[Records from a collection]

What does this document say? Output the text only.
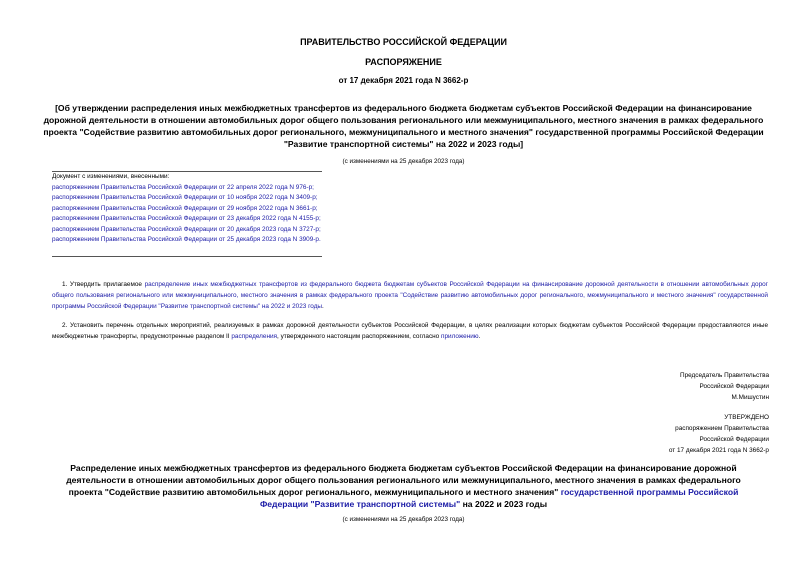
ПРАВИТЕЛЬСТВО РОССИЙСКОЙ ФЕДЕРАЦИИ
РАСПОРЯЖЕНИЕ
от 17 декабря 2021 года N 3662-р
[Об утверждении распределения иных межбюджетных трансфертов из федерального бюджета бюджетам субъектов Российской Федерации на финансирование дорожной деятельности в отношении автомобильных дорог общего пользования регионального или межмуниципального, местного значения в рамках федерального проекта "Содействие развитию автомобильных дорог регионального, межмуниципального и местного значения" государственной программы Российской Федерации "Развитие транспортной системы" на 2022 и 2023 годы]
(с изменениями на 25 декабря 2023 года)
Документ с изменениями, внесенными:
распоряжением Правительства Российской Федерации от 22 апреля 2022 года N 976-р;
распоряжением Правительства Российской Федерации от 10 ноября 2022 года N 3409-р;
распоряжением Правительства Российской Федерации от 29 ноября 2022 года N 3661-р;
распоряжением Правительства Российской Федерации от 23 декабря 2022 года N 4155-р;
распоряжением Правительства Российской Федерации от 20 декабря 2023 года N 3727-р;
распоряжением Правительства Российской Федерации от 25 декабря 2023 года N 3909-р.
1. Утвердить прилагаемое распределение иных межбюджетных трансфертов из федерального бюджета бюджетам субъектов Российской Федерации на финансирование дорожной деятельности в отношении автомобильных дорог общего пользования регионального или межмуниципального, местного значения в рамках федерального проекта "Содействие развитию автомобильных дорог регионального, межмуниципального и местного значения" государственной программы Российской Федерации "Развитие транспортной системы" на 2022 и 2023 годы.
2. Установить перечень отдельных мероприятий, реализуемых в рамках дорожной деятельности субъектов Российской Федерации, в целях реализации которых бюджетам субъектов Российской Федерации предоставляются иные межбюджетные трансферты, предусмотренные разделом II распределения, утвержденного настоящим распоряжением, согласно приложению.
Председатель Правительства
Российской Федерации
М.Мишустин
УТВЕРЖДЕНО
распоряжением Правительства
Российской Федерации
от 17 декабря 2021 года N 3662-р
Распределение иных межбюджетных трансфертов из федерального бюджета бюджетам субъектов Российской Федерации на финансирование дорожной деятельности в отношении автомобильных дорог общего пользования регионального или межмуниципального, местного значения в рамках федерального проекта "Содействие развитию автомобильных дорог регионального, межмуниципального и местного значения" государственной программы Российской Федерации "Развитие транспортной системы" на 2022 и 2023 годы
(с изменениями на 25 декабря 2023 года)
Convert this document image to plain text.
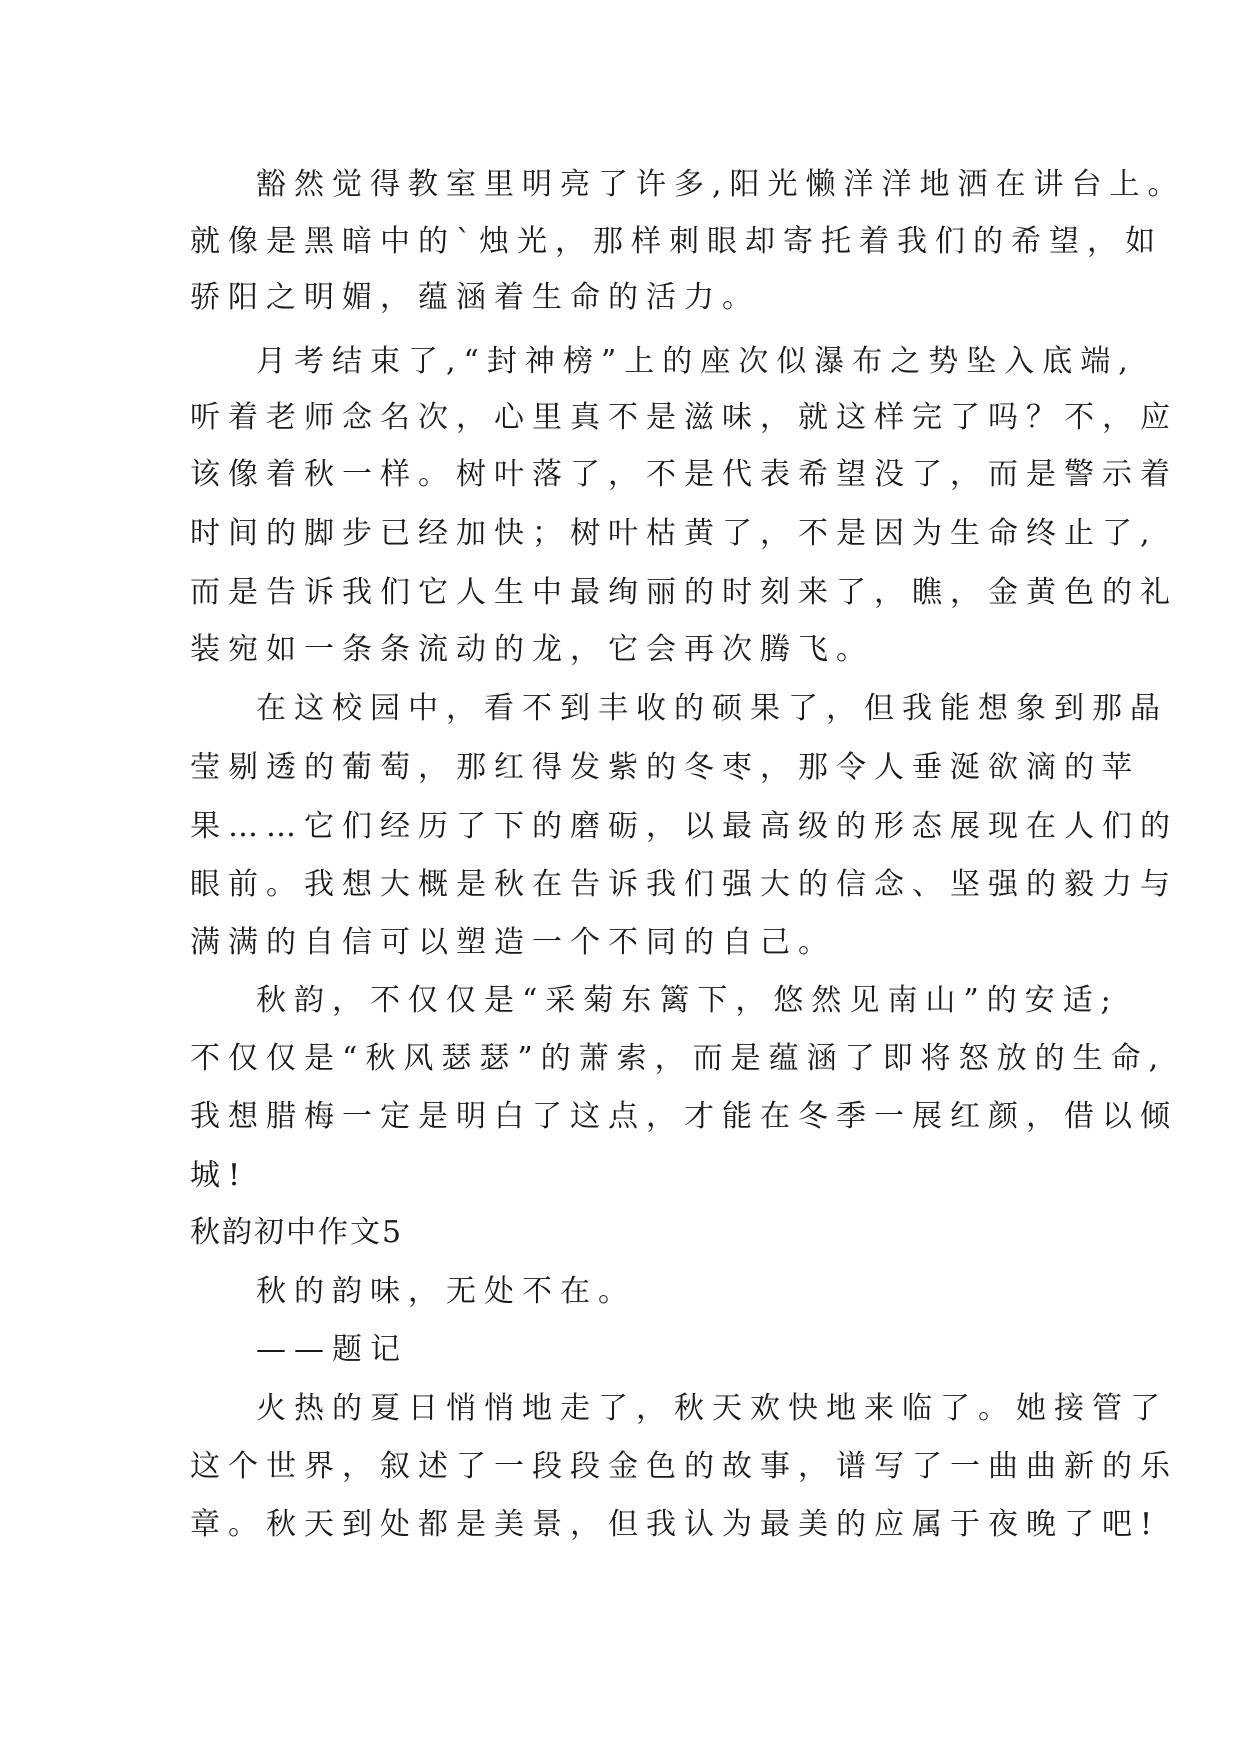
豁然觉得教室里明亮了许多,阳光懒洋洋地洒在讲台上。
就像是黑暗中的`烛光，那样刺眼却寄托着我们的希望，如
骄阳之明媚，蕴涵着生命的活力。
月考结束了,“封神榜”上的座次似瀑布之势坠入底端,
听着老师念名次，心里真不是滋味，就这样完了吗？不，应
该像着秋一样。树叶落了，不是代表希望没了，而是警示着
时间的脚步已经加快；树叶枯黄了，不是因为生命终止了,
而是告诉我们它人生中最绚丽的时刻来了，瞧，金黄色的礼
装宛如一条条流动的龙，它会再次腾飞。
在这校园中，看不到丰收的硕果了，但我能想象到那晶
莹剔透的葡萄，那红得发紫的冬枣，那令人垂涎欲滴的苹
果……它们经历了下的磨砺，以最高级的形态展现在人们的
眼前。我想大概是秋在告诉我们强大的信念、坚强的毅力与
满满的自信可以塑造一个不同的自己。
秋韵，不仅仅是“采菊东篱下，悠然见南山”的安适;
不仅仅是“秋风瑟瑟”的萧索，而是蕴涵了即将怒放的生命,
我想腊梅一定是明白了这点，才能在冬季一展红颜，借以倾
城!
秋韵初中作文5
秋的韵味，无处不在。
——题记
火热的夏日悄悄地走了，秋天欢快地来临了。她接管了
这个世界，叙述了一段段金色的故事，谱写了一曲曲新的乐
章。秋天到处都是美景，但我认为最美的应属于夜晚了吧!
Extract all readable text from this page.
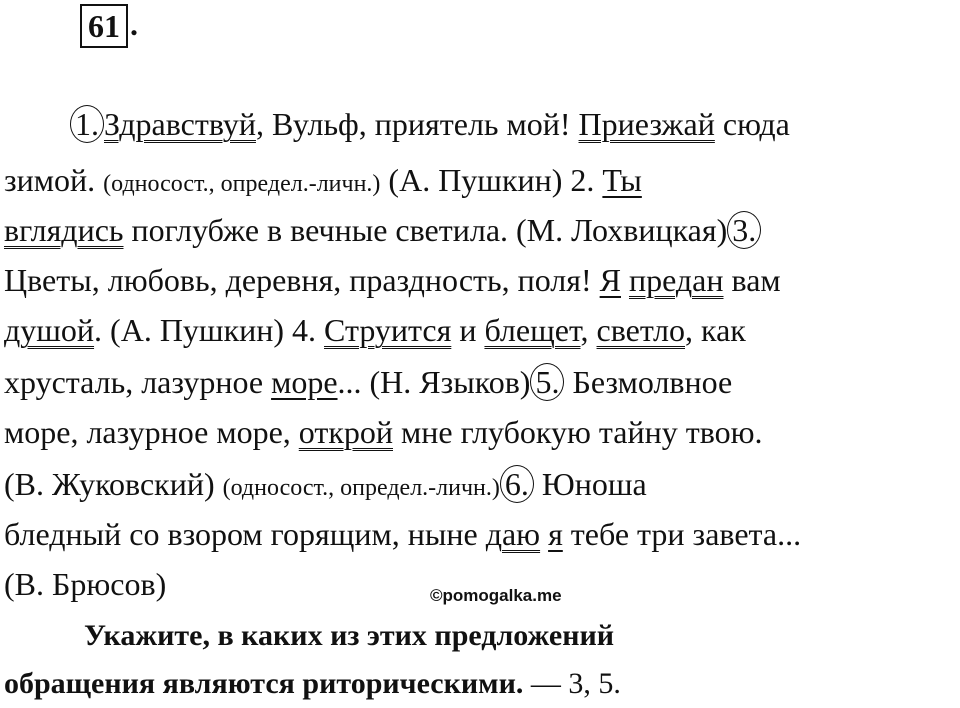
61 .
1. Здравствуй, Вульф, приятель мой! Приезжай сюда
зимой. (односост., определ.-личн.) (А. Пушкин) 2. Ты
вглядись поглубже в вечные светила. (М. Лохвицкая) 3.
Цветы, любовь, деревня, праздность, поля! Я предан вам
душой. (А. Пушкин) 4. Струится и блещет, светло, как
хрусталь, лазурное море... (Н. Языков) 5. Безмолвное
море, лазурное море, открой мне глубокую тайну твою.
(В. Жуковский) (односост., определ.-личн.) 6. Юноша
бледный со взором горящим, ныне даю я тебе три завета...
(В. Брюсов)	©pomogalka.me
Укажите, в каких из этих предложений
обращения являются риторическими. — 3, 5.
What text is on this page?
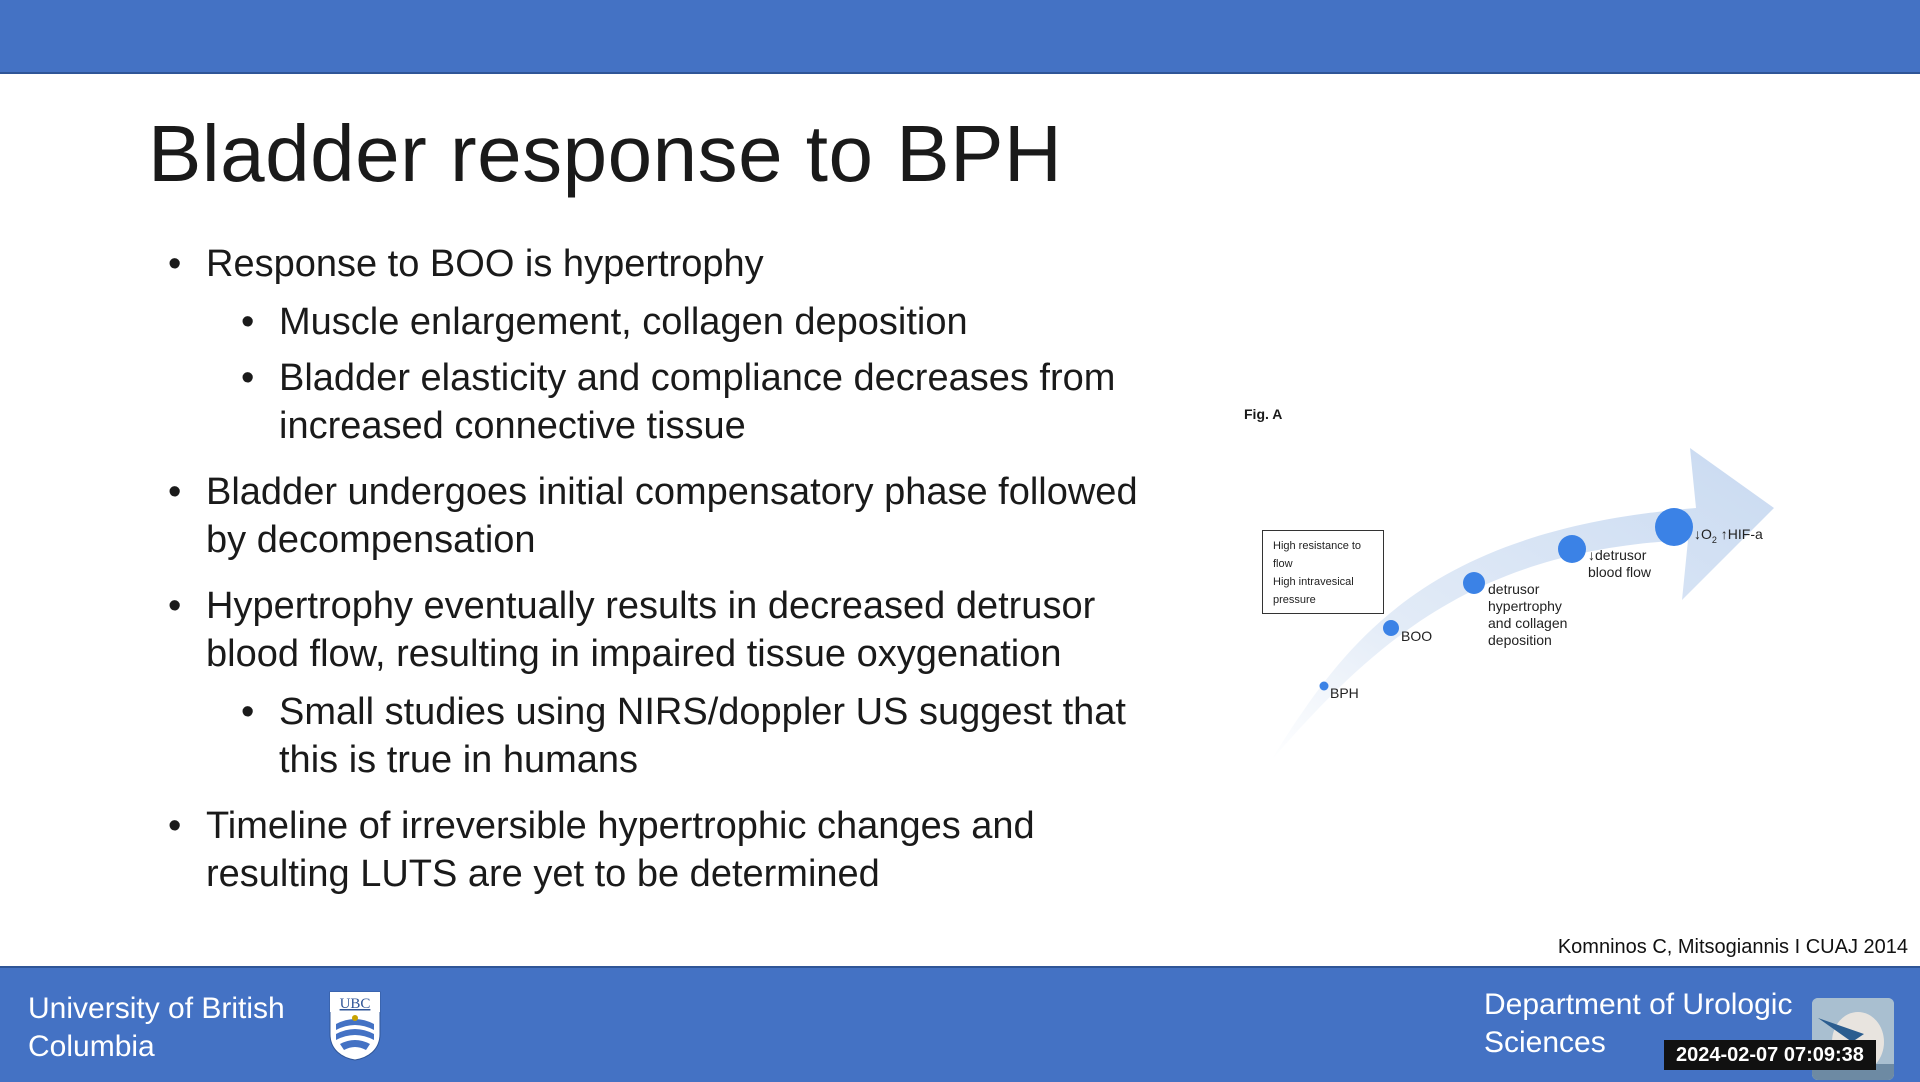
Bladder response to BPH
• Response to BOO is hypertrophy
• Muscle enlargement, collagen deposition
• Bladder elasticity and compliance decreases from increased connective tissue
• Bladder undergoes initial compensatory phase followed by decompensation
• Hypertrophy eventually results in decreased detrusor blood flow, resulting in impaired tissue oxygenation
• Small studies using NIRS/doppler US suggest that this is true in humans
• Timeline of irreversible hypertrophic changes and resulting LUTS are yet to be determined
Fig. A
High resistance to flow
High intravesical pressure
BPH
BOO
detrusor hypertrophy and collagen deposition
↓detrusor blood flow
$↓O_2$ ↑HIF-a
Komninos C, Mitsogiannis I CUAJ 2014
University of British Columbia
UBC	Department of Urologic Sciences	2024-02-07 07:09:38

- **Exercise requirements**
Write down exactly the lines running from the line with "What text is on this page?" through the end of the material, both ends included, and none of the pictures.

- **Result for this task**
What text is on this page?
Bladder response to BPH
• Response to BOO is hypertrophy
• Muscle enlargement, collagen deposition
• Bladder elasticity and compliance decreases from increased connective tissue
• Bladder undergoes initial compensatory phase followed by decompensation
• Hypertrophy eventually results in decreased detrusor blood flow, resulting in impaired tissue oxygenation
• Small studies using NIRS/doppler US suggest that this is true in humans
• Timeline of irreversible hypertrophic changes and resulting LUTS are yet to be determined
Fig. A
High resistance to flow
High intravesical pressure
BPH
BOO
detrusor hypertrophy and collagen deposition
↓detrusor blood flow
$↓O_2$ ↑HIF-a
Komninos C, Mitsogiannis I CUAJ 2014
University of British Columbia
UBC	Department of Urologic Sciences	2024-02-07 07:09:38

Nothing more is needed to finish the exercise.